Images excluded, repeat each entry below exactly.

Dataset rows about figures
↓

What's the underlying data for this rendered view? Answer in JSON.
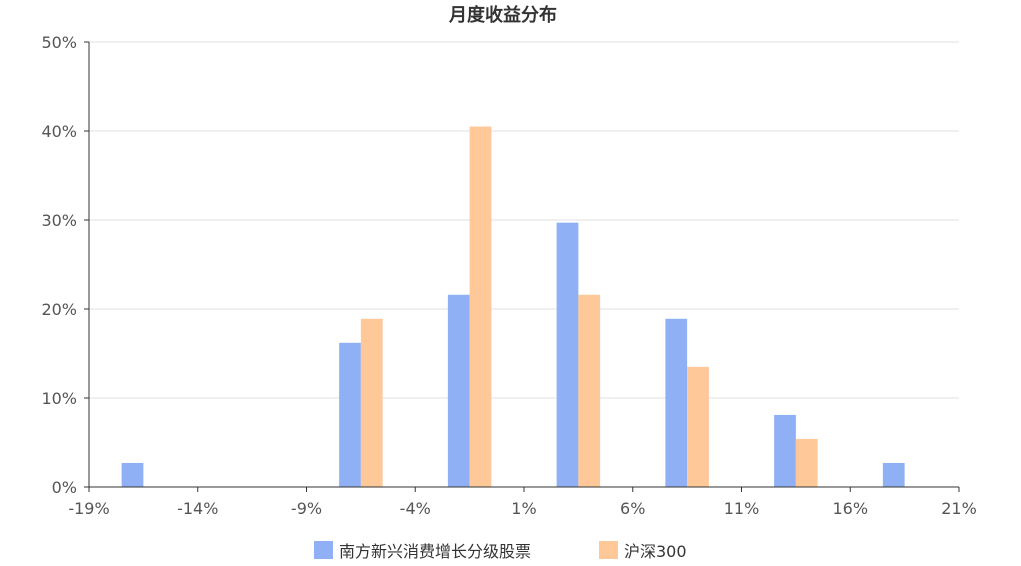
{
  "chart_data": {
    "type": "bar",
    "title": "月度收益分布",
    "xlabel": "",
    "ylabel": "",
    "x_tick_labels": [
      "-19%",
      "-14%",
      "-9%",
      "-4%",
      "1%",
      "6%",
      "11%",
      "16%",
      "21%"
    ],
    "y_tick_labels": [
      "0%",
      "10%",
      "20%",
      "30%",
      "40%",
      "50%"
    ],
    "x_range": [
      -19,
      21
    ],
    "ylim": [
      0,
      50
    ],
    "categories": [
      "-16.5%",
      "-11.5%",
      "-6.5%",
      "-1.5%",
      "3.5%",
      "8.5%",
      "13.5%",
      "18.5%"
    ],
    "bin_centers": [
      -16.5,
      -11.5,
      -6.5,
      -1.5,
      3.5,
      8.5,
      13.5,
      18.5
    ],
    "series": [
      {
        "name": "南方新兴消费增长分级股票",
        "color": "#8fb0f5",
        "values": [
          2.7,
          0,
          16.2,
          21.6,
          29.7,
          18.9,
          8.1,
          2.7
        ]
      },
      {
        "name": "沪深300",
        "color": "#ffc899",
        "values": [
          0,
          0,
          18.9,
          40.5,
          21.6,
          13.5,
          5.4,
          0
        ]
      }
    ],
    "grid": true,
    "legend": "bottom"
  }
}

↑

■ SOLUTION TO THE EXERCISE ■
What's the underlying data for this rendered view? Answer in JSON.
{
  "chart_data": {
    "type": "bar",
    "title": "月度收益分布",
    "xlabel": "",
    "ylabel": "",
    "x_tick_labels": [
      "-19%",
      "-14%",
      "-9%",
      "-4%",
      "1%",
      "6%",
      "11%",
      "16%",
      "21%"
    ],
    "y_tick_labels": [
      "0%",
      "10%",
      "20%",
      "30%",
      "40%",
      "50%"
    ],
    "x_range": [
      -19,
      21
    ],
    "ylim": [
      0,
      50
    ],
    "categories": [
      "-16.5%",
      "-11.5%",
      "-6.5%",
      "-1.5%",
      "3.5%",
      "8.5%",
      "13.5%",
      "18.5%"
    ],
    "bin_centers": [
      -16.5,
      -11.5,
      -6.5,
      -1.5,
      3.5,
      8.5,
      13.5,
      18.5
    ],
    "series": [
      {
        "name": "南方新兴消费增长分级股票",
        "color": "#8fb0f5",
        "values": [
          2.7,
          0,
          16.2,
          21.6,
          29.7,
          18.9,
          8.1,
          2.7
        ]
      },
      {
        "name": "沪深300",
        "color": "#ffc899",
        "values": [
          0,
          0,
          18.9,
          40.5,
          21.6,
          13.5,
          5.4,
          0
        ]
      }
    ],
    "grid": true,
    "legend": "bottom"
  }
}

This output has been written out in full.